◆ To do ◆
Could you restate the rows beginning with the one that contains "socket panel (991, 284, 1120, 307)" and ending with the one that contains "mirror (586, 109, 645, 205)", putting "silencer" in place of "muffler" and keeping everything else the same?

◆ Supplied records ◆

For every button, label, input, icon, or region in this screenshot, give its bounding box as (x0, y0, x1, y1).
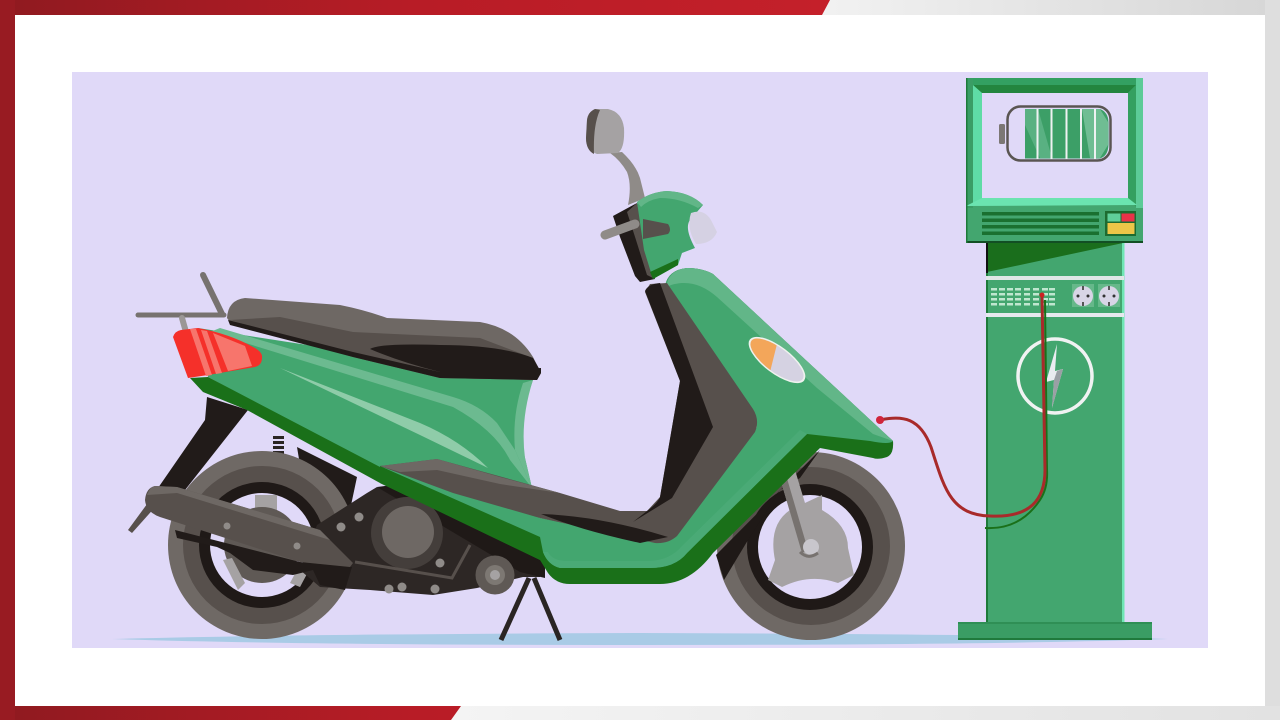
socket panel (991, 284, 1120, 307)
charging station (128, 78, 1152, 640)
charging cable (876, 292, 1047, 528)
side marker lamp (748, 336, 806, 384)
indicator buttons (1105, 211, 1136, 236)
station base (958, 622, 1152, 640)
ground shadow (112, 633, 1168, 645)
tail light (173, 328, 262, 378)
icon: lightning bolt in circle (1018, 339, 1092, 413)
floorboard and leg shield (380, 283, 757, 543)
rear strut and spring (128, 397, 357, 533)
exhaust muffler (145, 486, 353, 590)
station pillar (986, 243, 1124, 625)
front wheel (716, 450, 905, 640)
mirror (586, 109, 645, 205)
luggage rack (138, 275, 224, 332)
battery icon (999, 106, 1110, 160)
rear wheel (168, 451, 356, 639)
station head (966, 78, 1143, 243)
kickstand (501, 578, 560, 640)
handlebar head (605, 191, 717, 282)
seat (227, 298, 541, 380)
front fork (780, 470, 819, 556)
background panel (72, 72, 1208, 648)
vent lines (982, 212, 1099, 235)
scooter front shield and floor (380, 268, 893, 584)
scooter rear body (190, 328, 540, 560)
engine and swing arm (300, 484, 545, 595)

◆ Right answer ◆
socket panel (991, 284, 1120, 307)
charging station (128, 78, 1152, 640)
charging cable (876, 292, 1047, 528)
side marker lamp (748, 336, 806, 384)
indicator buttons (1105, 211, 1136, 236)
station base (958, 622, 1152, 640)
ground shadow (112, 633, 1168, 645)
tail light (173, 328, 262, 378)
icon: lightning bolt in circle (1018, 339, 1092, 413)
floorboard and leg shield (380, 283, 757, 543)
rear strut and spring (128, 397, 357, 533)
exhaust silencer (145, 486, 353, 590)
station pillar (986, 243, 1124, 625)
front wheel (716, 450, 905, 640)
mirror (586, 109, 645, 205)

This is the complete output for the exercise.